Stated goal:
Copy every line of the data that contains the string "Letters".

════════

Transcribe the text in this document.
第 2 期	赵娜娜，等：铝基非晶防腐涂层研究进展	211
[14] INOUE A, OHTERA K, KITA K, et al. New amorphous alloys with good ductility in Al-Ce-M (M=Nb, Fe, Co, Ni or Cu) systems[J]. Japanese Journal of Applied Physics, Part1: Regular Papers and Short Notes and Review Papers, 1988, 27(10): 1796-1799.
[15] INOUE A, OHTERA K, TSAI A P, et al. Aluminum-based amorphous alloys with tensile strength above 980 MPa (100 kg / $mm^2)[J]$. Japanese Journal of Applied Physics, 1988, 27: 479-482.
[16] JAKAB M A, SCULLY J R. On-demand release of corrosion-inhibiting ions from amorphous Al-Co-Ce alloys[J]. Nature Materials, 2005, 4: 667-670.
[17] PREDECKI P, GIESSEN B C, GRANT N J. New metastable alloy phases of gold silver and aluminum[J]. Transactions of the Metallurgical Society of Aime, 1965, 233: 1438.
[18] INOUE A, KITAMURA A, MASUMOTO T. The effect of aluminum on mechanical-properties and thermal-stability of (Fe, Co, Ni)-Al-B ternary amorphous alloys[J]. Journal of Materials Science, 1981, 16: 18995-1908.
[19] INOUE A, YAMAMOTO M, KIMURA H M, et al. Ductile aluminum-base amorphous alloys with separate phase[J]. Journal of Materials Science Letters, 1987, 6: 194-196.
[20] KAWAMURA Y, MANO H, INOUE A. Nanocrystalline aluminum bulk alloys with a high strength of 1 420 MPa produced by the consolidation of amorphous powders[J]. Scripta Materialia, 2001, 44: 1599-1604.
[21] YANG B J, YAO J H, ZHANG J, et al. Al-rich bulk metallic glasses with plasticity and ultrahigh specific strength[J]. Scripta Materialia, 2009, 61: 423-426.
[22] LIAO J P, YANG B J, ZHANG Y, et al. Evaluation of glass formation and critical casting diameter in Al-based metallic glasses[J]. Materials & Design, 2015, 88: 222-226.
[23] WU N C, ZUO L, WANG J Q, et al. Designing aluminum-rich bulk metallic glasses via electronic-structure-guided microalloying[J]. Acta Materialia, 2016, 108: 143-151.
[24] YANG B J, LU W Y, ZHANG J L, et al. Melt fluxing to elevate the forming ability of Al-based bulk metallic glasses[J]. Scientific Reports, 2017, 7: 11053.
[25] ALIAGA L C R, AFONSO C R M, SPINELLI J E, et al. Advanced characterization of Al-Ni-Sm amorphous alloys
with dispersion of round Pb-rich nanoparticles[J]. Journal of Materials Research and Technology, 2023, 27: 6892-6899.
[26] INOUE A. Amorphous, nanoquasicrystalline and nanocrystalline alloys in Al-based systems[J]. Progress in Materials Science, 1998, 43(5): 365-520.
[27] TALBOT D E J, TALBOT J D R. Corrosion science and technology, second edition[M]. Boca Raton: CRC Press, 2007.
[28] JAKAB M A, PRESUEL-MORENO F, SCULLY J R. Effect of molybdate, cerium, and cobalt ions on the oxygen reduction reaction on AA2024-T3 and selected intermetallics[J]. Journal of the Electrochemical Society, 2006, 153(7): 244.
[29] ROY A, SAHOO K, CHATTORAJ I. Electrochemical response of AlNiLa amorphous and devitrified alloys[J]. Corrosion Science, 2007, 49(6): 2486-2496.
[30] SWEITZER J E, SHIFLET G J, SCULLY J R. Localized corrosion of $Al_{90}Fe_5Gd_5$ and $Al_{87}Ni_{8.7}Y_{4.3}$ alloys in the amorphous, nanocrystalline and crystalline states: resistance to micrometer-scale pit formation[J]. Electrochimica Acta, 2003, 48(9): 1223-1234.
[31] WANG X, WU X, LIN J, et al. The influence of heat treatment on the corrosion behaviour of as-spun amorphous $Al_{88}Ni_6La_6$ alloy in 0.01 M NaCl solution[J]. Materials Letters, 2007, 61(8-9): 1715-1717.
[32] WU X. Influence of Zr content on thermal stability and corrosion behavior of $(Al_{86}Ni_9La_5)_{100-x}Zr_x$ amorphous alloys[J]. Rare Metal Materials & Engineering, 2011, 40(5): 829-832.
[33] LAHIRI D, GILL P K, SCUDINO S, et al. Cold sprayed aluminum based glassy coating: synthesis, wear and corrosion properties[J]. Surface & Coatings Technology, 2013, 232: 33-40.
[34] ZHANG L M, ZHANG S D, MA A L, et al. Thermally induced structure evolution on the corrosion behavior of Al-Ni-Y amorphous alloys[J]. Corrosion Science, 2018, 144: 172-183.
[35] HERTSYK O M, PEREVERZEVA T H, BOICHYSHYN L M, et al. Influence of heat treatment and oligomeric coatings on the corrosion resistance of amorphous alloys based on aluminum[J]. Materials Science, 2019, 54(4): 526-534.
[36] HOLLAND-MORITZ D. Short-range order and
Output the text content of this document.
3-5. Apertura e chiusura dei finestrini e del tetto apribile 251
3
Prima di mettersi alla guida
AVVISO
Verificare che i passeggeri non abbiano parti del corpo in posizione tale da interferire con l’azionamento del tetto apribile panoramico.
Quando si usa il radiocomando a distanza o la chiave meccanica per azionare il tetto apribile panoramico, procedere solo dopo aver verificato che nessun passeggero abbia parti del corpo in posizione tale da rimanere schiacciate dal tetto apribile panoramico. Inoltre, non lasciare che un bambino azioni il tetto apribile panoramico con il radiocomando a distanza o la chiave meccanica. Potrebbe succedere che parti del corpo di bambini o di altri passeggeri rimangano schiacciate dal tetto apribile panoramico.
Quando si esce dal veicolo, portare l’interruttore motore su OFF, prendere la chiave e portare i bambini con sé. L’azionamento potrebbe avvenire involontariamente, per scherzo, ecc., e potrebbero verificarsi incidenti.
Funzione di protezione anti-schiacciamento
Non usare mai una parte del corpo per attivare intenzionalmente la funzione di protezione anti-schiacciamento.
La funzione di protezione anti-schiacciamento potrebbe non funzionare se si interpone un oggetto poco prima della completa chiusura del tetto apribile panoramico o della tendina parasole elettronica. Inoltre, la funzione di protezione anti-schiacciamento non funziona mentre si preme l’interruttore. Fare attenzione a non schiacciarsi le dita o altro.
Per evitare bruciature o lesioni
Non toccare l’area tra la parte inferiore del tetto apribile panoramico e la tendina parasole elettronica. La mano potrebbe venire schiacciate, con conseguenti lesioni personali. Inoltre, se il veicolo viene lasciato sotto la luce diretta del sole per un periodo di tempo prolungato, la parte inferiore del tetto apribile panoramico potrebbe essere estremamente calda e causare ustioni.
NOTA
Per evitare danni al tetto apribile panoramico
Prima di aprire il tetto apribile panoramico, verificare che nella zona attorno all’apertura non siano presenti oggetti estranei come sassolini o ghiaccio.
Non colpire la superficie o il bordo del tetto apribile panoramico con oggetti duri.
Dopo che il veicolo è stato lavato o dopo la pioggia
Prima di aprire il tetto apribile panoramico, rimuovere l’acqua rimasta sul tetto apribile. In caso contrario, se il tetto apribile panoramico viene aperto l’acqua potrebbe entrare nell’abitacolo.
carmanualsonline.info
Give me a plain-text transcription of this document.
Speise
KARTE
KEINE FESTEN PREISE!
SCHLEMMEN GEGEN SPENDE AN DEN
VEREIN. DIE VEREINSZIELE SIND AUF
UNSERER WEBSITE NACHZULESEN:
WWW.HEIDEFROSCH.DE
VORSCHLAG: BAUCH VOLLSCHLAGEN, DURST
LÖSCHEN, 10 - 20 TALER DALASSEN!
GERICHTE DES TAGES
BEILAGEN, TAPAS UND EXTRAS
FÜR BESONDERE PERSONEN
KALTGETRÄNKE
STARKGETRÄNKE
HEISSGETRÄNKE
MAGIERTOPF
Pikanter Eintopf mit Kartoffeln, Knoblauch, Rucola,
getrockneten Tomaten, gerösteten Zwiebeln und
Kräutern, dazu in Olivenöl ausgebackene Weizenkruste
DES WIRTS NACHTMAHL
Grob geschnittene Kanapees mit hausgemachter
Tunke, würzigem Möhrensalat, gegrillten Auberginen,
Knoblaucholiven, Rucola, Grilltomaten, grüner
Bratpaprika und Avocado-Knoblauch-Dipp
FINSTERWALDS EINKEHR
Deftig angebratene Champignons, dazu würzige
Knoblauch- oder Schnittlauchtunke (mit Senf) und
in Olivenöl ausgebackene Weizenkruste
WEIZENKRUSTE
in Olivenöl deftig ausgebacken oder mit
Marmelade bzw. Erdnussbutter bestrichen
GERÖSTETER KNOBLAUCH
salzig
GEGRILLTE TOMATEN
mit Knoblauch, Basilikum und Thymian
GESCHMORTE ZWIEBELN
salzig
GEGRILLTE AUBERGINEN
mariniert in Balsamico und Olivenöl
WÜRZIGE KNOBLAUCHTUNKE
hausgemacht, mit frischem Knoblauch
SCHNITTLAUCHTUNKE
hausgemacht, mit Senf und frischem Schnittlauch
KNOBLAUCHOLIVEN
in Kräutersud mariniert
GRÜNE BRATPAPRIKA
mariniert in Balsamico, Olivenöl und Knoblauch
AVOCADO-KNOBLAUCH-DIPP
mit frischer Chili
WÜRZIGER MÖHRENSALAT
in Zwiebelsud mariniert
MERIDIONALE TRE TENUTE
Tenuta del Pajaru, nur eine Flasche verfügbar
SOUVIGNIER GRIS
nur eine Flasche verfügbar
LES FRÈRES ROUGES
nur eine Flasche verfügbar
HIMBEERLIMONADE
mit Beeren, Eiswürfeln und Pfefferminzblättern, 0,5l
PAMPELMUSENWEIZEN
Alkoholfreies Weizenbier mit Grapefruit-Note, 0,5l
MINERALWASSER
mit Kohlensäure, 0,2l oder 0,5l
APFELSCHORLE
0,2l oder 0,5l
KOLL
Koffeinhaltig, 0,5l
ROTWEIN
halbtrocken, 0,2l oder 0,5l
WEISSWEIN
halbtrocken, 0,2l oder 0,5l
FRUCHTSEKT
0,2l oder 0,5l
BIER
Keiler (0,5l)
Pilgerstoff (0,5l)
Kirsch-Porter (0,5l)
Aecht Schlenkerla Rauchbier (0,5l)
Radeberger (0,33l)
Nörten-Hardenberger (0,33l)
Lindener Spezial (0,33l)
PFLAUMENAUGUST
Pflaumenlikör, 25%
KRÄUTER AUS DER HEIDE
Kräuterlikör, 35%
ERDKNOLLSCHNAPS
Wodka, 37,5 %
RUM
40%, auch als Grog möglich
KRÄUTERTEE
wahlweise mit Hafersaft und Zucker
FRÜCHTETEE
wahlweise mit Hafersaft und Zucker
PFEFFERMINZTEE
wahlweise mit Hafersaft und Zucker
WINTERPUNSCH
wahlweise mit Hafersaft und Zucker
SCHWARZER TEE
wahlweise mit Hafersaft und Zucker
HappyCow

════════

Task solution:
[19] INOUE A, YAMAMOTO M, KIMURA H M, et al. Ductile aluminum-base amorphous alloys with separate phase[J]. Journal of Materials Science Letters, 1987, 6: 194-196.
[31] WANG X, WU X, LIN J, et al. The influence of heat treatment on the corrosion behaviour of as-spun amorphous $Al_{88}Ni_6La_6$ alloy in 0.01 M NaCl solution[J]. Materials Letters, 2007, 61(8-9): 1715-1717.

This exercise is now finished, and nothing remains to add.